> **Exercise description**:
For the listing below, give the number of lines in which "content" occurs. Add nothing.

● ● ● ● ● ● ●

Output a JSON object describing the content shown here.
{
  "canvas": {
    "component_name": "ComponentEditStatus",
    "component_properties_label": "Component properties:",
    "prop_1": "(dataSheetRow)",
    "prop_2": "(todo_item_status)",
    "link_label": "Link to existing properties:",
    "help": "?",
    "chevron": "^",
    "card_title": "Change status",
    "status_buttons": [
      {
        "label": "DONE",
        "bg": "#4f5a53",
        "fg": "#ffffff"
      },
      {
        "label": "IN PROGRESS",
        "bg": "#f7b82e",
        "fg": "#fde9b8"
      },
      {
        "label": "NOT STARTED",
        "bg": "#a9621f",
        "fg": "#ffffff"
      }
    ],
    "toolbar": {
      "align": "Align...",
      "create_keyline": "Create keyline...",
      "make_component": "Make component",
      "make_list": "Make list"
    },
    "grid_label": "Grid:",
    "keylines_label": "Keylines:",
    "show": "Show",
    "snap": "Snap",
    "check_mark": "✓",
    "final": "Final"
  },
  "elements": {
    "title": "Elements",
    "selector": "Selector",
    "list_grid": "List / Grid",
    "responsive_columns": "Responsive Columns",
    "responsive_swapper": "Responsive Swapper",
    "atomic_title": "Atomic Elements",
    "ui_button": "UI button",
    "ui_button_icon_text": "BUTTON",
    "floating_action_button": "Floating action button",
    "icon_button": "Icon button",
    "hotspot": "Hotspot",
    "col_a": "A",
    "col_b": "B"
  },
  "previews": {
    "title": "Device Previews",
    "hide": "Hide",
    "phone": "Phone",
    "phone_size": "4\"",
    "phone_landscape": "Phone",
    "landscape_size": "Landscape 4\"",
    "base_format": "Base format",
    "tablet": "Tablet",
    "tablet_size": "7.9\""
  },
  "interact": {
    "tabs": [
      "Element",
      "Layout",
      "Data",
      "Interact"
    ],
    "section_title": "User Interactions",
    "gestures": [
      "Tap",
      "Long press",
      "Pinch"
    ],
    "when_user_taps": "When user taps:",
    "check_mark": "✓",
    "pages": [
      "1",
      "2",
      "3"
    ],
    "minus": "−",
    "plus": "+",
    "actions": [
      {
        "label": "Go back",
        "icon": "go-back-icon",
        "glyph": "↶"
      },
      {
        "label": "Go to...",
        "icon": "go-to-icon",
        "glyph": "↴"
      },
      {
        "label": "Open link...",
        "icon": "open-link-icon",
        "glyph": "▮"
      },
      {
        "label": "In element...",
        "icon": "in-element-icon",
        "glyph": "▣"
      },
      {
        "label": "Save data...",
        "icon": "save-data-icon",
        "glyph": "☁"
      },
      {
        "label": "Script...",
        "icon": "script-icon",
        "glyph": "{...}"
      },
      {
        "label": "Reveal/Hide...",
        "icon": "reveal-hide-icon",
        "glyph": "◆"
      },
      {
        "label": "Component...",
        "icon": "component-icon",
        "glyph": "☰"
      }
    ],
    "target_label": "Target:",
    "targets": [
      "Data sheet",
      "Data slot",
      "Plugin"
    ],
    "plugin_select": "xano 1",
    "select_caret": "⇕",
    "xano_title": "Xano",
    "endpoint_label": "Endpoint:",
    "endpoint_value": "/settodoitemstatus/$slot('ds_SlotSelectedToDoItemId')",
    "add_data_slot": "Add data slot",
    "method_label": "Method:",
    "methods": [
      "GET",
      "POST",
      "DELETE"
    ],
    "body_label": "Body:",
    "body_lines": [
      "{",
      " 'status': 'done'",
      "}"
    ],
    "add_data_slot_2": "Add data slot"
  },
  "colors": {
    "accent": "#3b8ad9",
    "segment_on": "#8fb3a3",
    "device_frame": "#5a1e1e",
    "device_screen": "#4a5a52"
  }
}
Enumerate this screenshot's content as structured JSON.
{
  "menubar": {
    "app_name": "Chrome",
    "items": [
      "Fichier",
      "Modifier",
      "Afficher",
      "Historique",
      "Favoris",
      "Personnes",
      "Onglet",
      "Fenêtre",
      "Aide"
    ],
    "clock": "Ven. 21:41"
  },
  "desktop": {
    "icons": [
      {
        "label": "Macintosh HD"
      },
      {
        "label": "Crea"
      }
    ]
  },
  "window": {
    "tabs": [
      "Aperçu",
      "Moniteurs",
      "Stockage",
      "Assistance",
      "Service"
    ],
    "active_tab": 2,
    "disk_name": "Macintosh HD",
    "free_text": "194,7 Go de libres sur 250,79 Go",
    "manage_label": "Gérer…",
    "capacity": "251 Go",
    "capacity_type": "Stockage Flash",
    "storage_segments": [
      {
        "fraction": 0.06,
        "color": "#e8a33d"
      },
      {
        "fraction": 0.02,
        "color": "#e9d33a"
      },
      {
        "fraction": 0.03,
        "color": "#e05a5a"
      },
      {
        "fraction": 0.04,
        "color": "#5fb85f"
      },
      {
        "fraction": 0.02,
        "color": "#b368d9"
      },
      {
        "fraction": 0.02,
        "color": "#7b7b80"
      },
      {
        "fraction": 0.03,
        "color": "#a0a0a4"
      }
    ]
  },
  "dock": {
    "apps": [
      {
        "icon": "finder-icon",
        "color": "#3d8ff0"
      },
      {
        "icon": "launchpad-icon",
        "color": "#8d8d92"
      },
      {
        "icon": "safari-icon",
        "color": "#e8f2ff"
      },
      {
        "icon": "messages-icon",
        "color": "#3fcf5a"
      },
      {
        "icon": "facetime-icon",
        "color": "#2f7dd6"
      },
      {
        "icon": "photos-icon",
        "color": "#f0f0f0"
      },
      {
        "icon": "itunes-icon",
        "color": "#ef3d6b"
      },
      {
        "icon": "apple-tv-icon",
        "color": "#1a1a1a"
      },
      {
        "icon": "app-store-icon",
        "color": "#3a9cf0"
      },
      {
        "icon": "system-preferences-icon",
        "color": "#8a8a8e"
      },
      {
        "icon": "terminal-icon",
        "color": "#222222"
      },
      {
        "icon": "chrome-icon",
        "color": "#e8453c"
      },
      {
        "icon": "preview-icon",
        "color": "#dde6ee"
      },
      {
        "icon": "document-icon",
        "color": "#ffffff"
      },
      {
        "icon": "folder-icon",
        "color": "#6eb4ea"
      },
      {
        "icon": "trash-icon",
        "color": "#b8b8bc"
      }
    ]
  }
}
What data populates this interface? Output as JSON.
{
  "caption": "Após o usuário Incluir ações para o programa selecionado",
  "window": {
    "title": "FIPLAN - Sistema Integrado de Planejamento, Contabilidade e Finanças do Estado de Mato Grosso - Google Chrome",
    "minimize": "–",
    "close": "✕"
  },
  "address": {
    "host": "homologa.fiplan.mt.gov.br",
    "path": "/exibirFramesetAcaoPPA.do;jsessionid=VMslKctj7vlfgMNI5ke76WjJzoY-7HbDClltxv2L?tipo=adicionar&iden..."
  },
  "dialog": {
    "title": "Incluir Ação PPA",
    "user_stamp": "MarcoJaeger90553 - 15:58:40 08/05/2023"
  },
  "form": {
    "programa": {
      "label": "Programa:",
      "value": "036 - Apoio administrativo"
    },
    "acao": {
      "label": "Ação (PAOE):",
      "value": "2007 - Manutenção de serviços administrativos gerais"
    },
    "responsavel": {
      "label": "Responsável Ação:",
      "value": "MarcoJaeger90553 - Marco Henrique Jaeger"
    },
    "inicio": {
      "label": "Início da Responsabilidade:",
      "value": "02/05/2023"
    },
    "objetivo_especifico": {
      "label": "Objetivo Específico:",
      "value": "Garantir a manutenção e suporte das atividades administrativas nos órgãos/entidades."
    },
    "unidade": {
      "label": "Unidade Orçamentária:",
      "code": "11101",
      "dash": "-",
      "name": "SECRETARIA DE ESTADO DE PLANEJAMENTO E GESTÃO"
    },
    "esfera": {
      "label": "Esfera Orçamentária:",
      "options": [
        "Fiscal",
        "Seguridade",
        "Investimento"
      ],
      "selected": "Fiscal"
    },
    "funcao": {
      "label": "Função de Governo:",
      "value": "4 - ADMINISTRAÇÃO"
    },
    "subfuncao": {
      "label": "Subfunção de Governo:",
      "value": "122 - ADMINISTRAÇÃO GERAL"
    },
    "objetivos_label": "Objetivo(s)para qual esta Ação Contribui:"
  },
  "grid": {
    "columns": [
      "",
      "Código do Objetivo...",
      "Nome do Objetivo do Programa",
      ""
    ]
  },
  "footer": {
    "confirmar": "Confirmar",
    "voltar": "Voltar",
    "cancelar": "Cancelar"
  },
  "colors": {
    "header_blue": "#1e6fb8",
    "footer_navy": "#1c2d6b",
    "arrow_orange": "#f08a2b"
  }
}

● ● ● ● ● ● ●

> **Answer for the task**:
2